SOURCE EXTRACT ::

Despite its underdog status, Michalis believes that enterprises are shifting to a more centralized view of CRM rather than the historic norm of more distributed deployments of different vendors' solutions. That, Michalis believes, bodes well for Microsoft, as the company tightly integrates Dynamics CRM with SQL Server, SharePoint and the rest of the Dynamics ERP suite.

"There are some big, big decisions being made, whereas before it may have been a peripheral thing to help sales force productivity," Michalis said. "Some of the largest companies in the world will still see pockets of traditional CRM flare up in departments and divisions because they need tools to run their business and they have the autonomy to do that, but you're seeing very substantial enterprise engagement now."

Indeed, enterprises are looking to reduce costs of their CRM deployments while gaining a more holistic view of their customer relationships, noted Mary Wardley, IDC's program manager for CRM and enterprise applications.

Consequently, with the release of Dynamics CRM 2011 last year and its model of offering cloud and premises parity, Microsoft appears to be gaining share, Wardley indicated in an e-mail. "The latest release of Microsoft Dynamics has moved Microsoft into improved competitive positioning within the CRM applications market particularly against Salesforce.com's solution and the SaaS products from Oracle," Wardley noted. "Some customers switching from competitive products to Microsoft have experienced significant cost savings and are able to leverage their core internal Microsoft skills."

Microsoft's emphasis on giving customers the choice of deploying Dynamics CRM in the cloud, on premises or a combination of both is also resonating with customers. Since the release of Dynamics 2011 last year, some 60 percent of new deployments are online, said David Pennington, Microsoft's director of CRM product marketing. 

"There's a large portion of customers choosing to go online because of the clear benefits from operational budgets versus capital expense," Pennington said. "Because we have symmetry between our on-premise and online offerings, they feel that they want to consume this technology. For us, we don't mind. It's really just the choice of the customer, but we've seen a greater percentage choosing online."

Dataset rows:
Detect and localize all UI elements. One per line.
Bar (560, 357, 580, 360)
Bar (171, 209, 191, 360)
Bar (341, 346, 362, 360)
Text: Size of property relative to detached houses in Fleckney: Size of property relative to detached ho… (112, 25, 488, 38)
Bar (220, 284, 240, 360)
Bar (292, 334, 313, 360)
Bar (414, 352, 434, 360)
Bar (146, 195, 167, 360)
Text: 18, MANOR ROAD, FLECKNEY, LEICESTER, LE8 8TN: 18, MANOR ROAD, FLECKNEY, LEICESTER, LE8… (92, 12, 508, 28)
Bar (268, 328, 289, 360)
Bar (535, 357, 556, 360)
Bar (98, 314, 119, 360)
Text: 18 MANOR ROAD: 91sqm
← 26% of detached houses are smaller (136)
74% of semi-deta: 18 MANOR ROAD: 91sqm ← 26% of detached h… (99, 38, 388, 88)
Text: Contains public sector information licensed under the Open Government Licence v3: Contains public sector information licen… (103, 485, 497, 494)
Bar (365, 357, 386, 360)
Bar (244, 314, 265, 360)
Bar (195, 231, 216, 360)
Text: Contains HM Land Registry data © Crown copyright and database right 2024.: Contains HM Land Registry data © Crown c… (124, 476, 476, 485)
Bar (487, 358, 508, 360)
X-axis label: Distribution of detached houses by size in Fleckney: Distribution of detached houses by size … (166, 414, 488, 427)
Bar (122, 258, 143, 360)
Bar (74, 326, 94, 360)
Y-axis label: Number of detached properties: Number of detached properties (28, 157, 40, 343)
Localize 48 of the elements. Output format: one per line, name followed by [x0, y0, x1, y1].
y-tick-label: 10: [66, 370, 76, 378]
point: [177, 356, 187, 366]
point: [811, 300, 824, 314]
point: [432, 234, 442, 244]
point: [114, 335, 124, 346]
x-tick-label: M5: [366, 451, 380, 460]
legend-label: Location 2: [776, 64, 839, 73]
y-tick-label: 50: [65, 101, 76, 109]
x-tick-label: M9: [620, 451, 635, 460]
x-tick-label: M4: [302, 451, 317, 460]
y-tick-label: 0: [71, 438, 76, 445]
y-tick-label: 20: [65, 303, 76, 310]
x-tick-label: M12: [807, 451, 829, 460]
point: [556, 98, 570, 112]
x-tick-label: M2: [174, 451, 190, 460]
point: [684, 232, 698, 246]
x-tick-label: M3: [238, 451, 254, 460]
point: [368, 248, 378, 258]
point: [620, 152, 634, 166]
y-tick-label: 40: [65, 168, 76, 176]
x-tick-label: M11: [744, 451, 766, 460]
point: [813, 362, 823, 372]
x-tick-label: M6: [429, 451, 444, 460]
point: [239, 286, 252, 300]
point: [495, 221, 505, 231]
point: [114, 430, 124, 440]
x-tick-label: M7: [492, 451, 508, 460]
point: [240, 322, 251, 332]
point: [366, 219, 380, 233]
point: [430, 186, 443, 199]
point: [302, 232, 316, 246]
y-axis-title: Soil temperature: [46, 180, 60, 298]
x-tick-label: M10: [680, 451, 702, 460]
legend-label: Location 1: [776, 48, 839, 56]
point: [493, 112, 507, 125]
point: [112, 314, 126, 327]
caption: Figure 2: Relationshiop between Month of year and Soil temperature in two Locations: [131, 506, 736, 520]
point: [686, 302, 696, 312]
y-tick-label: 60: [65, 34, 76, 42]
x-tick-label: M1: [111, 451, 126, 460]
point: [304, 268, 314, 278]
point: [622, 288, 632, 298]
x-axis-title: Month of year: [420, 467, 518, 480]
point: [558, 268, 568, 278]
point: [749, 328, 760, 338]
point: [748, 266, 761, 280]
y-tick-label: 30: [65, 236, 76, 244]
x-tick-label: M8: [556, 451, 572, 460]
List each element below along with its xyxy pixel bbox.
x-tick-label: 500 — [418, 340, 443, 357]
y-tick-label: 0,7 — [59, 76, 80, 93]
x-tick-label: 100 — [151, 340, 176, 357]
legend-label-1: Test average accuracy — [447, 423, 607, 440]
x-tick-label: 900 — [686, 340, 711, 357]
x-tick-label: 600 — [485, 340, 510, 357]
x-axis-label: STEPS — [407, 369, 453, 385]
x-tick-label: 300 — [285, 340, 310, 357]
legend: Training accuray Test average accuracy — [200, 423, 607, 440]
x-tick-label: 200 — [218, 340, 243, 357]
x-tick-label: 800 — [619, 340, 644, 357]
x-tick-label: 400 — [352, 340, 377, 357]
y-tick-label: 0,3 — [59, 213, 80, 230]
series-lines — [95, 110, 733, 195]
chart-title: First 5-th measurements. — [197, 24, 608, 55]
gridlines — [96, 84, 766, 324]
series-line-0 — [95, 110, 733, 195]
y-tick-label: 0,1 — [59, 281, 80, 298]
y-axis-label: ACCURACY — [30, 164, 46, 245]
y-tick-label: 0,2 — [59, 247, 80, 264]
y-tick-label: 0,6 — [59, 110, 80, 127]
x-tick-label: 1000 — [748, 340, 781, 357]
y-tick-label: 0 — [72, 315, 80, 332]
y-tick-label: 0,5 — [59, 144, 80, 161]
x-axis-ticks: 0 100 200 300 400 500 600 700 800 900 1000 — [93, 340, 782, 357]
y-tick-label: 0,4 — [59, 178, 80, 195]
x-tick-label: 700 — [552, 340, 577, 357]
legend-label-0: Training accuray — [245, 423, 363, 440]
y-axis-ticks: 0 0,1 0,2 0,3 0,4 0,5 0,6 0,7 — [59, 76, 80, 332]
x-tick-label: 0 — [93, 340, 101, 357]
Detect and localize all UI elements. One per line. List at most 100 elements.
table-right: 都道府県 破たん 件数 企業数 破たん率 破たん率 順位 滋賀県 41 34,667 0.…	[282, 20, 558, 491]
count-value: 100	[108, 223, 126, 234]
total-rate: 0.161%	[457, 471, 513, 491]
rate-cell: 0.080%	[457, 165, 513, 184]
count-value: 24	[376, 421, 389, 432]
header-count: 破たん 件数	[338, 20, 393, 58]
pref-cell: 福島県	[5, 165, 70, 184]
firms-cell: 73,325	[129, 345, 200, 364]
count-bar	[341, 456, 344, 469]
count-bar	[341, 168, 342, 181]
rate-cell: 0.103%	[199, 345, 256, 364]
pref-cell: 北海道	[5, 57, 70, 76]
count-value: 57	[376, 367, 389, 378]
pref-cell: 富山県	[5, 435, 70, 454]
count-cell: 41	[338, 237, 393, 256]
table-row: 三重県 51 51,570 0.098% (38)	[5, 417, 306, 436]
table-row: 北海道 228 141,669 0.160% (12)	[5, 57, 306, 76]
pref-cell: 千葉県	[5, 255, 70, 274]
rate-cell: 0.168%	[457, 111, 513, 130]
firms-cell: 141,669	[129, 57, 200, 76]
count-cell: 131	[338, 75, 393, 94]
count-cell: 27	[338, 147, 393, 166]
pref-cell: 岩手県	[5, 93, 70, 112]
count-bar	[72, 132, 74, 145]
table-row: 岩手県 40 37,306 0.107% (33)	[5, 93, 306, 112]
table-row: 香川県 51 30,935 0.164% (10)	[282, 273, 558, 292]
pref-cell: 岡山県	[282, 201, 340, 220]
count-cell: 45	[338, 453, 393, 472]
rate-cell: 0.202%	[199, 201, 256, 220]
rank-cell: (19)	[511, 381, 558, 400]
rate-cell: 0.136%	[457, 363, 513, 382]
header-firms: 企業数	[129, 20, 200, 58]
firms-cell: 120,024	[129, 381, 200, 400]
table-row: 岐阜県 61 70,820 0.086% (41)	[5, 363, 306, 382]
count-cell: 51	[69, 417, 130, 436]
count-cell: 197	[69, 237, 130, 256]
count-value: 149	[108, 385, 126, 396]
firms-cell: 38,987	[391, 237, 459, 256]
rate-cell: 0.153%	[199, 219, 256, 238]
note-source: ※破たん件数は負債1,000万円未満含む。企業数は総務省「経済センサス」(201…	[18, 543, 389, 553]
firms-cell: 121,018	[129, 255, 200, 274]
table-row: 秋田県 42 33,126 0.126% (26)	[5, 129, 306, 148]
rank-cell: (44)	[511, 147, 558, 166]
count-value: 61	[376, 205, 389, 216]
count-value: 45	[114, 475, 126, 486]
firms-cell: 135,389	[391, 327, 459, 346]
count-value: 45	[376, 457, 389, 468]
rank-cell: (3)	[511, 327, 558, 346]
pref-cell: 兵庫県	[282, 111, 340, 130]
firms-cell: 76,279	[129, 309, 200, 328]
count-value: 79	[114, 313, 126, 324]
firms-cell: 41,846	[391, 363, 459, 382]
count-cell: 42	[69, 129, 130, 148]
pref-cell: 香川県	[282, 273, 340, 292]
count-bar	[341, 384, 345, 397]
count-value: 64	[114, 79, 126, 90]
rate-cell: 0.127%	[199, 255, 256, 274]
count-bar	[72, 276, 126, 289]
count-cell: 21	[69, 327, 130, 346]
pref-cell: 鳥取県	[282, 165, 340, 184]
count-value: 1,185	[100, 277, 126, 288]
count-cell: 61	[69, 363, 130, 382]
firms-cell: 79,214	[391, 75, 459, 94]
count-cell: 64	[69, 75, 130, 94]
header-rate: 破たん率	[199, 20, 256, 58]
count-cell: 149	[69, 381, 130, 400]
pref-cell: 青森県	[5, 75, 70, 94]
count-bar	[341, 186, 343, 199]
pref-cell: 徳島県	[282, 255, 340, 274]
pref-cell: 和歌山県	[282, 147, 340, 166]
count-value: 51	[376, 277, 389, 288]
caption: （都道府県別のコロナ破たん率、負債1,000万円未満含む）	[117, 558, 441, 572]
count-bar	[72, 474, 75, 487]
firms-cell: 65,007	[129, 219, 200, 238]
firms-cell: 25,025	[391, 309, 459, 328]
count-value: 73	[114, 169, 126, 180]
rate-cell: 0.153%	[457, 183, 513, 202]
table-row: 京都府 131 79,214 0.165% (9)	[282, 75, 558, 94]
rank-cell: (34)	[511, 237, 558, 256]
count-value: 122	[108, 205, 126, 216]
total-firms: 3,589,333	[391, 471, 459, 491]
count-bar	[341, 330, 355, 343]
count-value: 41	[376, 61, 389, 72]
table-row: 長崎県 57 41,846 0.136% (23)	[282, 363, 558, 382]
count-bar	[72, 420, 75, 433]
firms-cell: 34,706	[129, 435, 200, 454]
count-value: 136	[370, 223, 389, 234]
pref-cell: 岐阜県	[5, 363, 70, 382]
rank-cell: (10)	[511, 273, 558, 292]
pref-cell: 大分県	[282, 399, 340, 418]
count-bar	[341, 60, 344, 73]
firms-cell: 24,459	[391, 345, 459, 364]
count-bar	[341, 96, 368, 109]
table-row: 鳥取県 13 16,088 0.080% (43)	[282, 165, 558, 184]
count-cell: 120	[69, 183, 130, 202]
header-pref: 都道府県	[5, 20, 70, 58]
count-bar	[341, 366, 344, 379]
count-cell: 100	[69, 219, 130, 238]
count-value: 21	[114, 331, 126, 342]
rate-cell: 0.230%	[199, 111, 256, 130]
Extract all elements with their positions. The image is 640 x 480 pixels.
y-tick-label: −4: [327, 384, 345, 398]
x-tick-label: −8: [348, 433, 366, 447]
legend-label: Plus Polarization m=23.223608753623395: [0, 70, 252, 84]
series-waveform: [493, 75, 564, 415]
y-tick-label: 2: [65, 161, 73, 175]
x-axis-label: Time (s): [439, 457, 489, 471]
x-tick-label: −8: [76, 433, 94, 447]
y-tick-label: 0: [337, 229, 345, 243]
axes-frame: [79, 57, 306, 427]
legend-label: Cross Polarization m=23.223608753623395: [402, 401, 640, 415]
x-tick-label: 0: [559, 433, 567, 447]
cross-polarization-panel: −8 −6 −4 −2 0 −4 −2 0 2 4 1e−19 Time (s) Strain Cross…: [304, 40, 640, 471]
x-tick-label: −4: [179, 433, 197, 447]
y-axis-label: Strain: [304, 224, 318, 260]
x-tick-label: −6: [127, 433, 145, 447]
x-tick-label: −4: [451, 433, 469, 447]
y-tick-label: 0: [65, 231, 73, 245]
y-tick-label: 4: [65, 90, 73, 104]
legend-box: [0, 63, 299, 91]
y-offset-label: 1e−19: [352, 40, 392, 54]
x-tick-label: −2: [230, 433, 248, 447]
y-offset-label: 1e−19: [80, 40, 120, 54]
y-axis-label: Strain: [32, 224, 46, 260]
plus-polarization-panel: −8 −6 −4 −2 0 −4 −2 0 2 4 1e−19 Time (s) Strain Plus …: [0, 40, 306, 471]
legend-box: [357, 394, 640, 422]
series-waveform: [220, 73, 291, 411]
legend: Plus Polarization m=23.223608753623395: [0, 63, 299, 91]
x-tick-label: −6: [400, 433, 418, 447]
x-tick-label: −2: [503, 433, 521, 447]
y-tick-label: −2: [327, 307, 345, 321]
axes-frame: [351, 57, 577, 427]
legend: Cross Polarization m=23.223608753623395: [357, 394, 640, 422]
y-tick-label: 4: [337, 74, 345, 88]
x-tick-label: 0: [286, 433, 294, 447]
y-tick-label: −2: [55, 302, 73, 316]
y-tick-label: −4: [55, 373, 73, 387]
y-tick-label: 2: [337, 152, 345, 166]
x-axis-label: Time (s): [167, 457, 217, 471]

TASK REQUIREMENTS :: Please reproduce the passage about Microsoft Dynamics CRM from above in full, word for word.

ANSWER TO THE EXERCISE ::
Despite its underdog status, Michalis believes that enterprises are shifting to a more centralized view of CRM rather than the historic norm of more distributed deployments of different vendors' solutions. That, Michalis believes, bodes well for Microsoft, as the company tightly integrates Dynamics CRM with SQL Server, SharePoint and the rest of the Dynamics ERP suite.

"There are some big, big decisions being made, whereas before it may have been a peripheral thing to help sales force productivity," Michalis said. "Some of the largest companies in the world will still see pockets of traditional CRM flare up in departments and divisions because they need tools to run their business and they have the autonomy to do that, but you're seeing very substantial enterprise engagement now."

Indeed, enterprises are looking to reduce costs of their CRM deployments while gaining a more holistic view of their customer relationships, noted Mary Wardley, IDC's program manager for CRM and enterprise applications.

Consequently, with the release of Dynamics CRM 2011 last year and its model of offering cloud and premises parity, Microsoft appears to be gaining share, Wardley indicated in an e-mail. "The latest release of Microsoft Dynamics has moved Microsoft into improved competitive positioning within the CRM applications market particularly against Salesforce.com's solution and the SaaS products from Oracle," Wardley noted. "Some customers switching from competitive products to Microsoft have experienced significant cost savings and are able to leverage their core internal Microsoft skills."

Microsoft's emphasis on giving customers the choice of deploying Dynamics CRM in the cloud, on premises or a combination of both is also resonating with customers. Since the release of Dynamics 2011 last year, some 60 percent of new deployments are online, said David Pennington, Microsoft's director of CRM product marketing. 

"There's a large portion of customers choosing to go online because of the clear benefits from operational budgets versus capital expense," Pennington said. "Because we have symmetry between our on-premise and online offerings, they feel that they want to consume this technology. For us, we don't mind. It's really just the choice of the customer, but we've seen a greater percentage choosing online."